[Source data]
#####

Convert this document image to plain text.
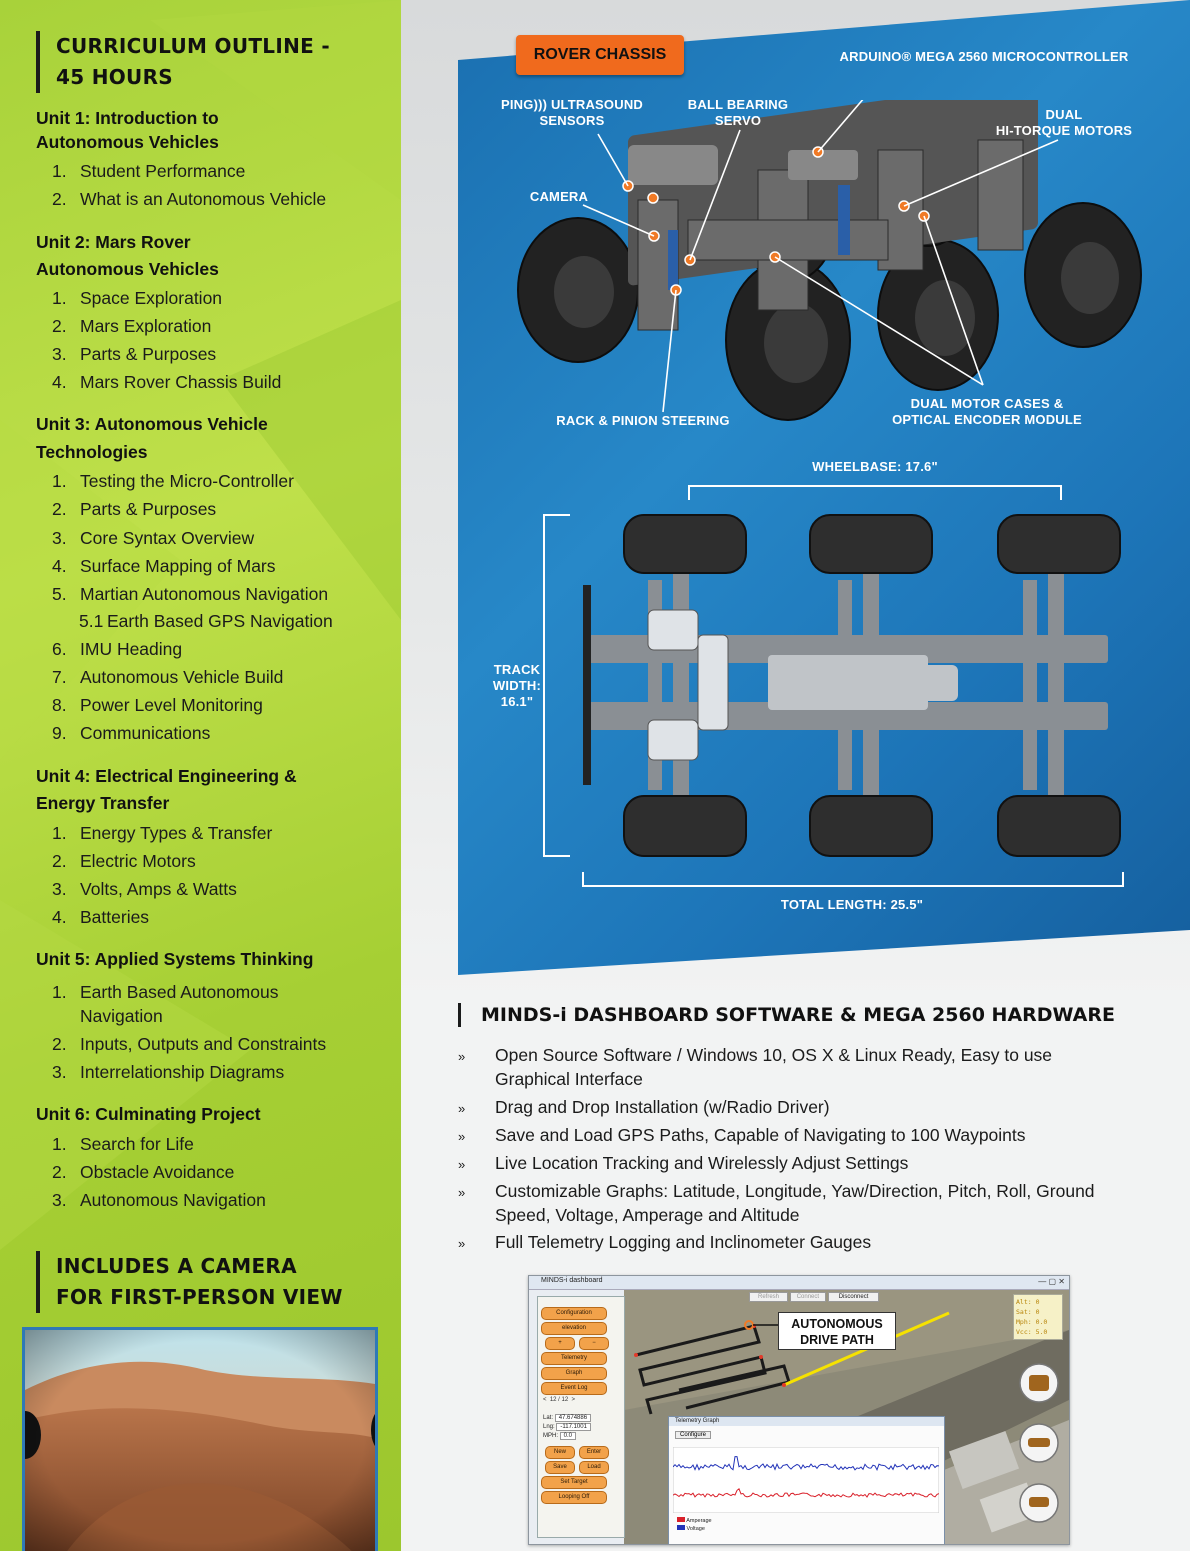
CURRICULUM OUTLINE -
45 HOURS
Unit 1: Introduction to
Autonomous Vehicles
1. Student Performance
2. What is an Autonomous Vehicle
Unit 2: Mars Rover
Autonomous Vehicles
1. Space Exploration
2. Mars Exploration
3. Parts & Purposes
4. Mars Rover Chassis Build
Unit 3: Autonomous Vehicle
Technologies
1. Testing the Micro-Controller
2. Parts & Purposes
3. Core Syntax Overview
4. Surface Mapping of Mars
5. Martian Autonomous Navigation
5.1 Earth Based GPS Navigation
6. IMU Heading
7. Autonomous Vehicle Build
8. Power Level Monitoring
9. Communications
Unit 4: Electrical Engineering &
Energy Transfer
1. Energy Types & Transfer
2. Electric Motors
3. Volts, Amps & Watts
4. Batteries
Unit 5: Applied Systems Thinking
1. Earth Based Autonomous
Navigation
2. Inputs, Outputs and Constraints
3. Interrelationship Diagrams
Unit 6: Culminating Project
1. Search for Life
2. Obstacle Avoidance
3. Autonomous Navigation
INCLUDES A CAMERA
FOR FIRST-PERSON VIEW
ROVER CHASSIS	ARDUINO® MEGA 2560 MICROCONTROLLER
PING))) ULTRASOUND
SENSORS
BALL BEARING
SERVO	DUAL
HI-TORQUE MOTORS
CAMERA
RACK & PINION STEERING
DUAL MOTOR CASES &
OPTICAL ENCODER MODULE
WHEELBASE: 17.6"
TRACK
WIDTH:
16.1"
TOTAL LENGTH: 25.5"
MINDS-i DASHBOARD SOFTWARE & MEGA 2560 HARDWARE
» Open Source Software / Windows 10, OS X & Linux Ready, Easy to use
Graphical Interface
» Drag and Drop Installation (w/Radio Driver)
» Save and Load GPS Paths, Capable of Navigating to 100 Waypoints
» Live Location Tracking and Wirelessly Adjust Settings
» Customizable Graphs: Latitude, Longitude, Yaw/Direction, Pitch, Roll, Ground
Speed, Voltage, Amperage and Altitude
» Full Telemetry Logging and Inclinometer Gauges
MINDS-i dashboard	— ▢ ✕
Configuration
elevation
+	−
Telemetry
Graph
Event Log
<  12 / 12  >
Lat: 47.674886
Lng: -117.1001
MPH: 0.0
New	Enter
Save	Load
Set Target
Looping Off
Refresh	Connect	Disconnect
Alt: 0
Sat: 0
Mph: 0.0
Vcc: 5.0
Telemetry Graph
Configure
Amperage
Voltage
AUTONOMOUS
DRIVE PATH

#####

**Requirement:** Copy all lines from the data that hold the word "Save".

**Exercise result:**
» Save and Load GPS Paths, Capable of Navigating to 100 Waypoints
Save	Load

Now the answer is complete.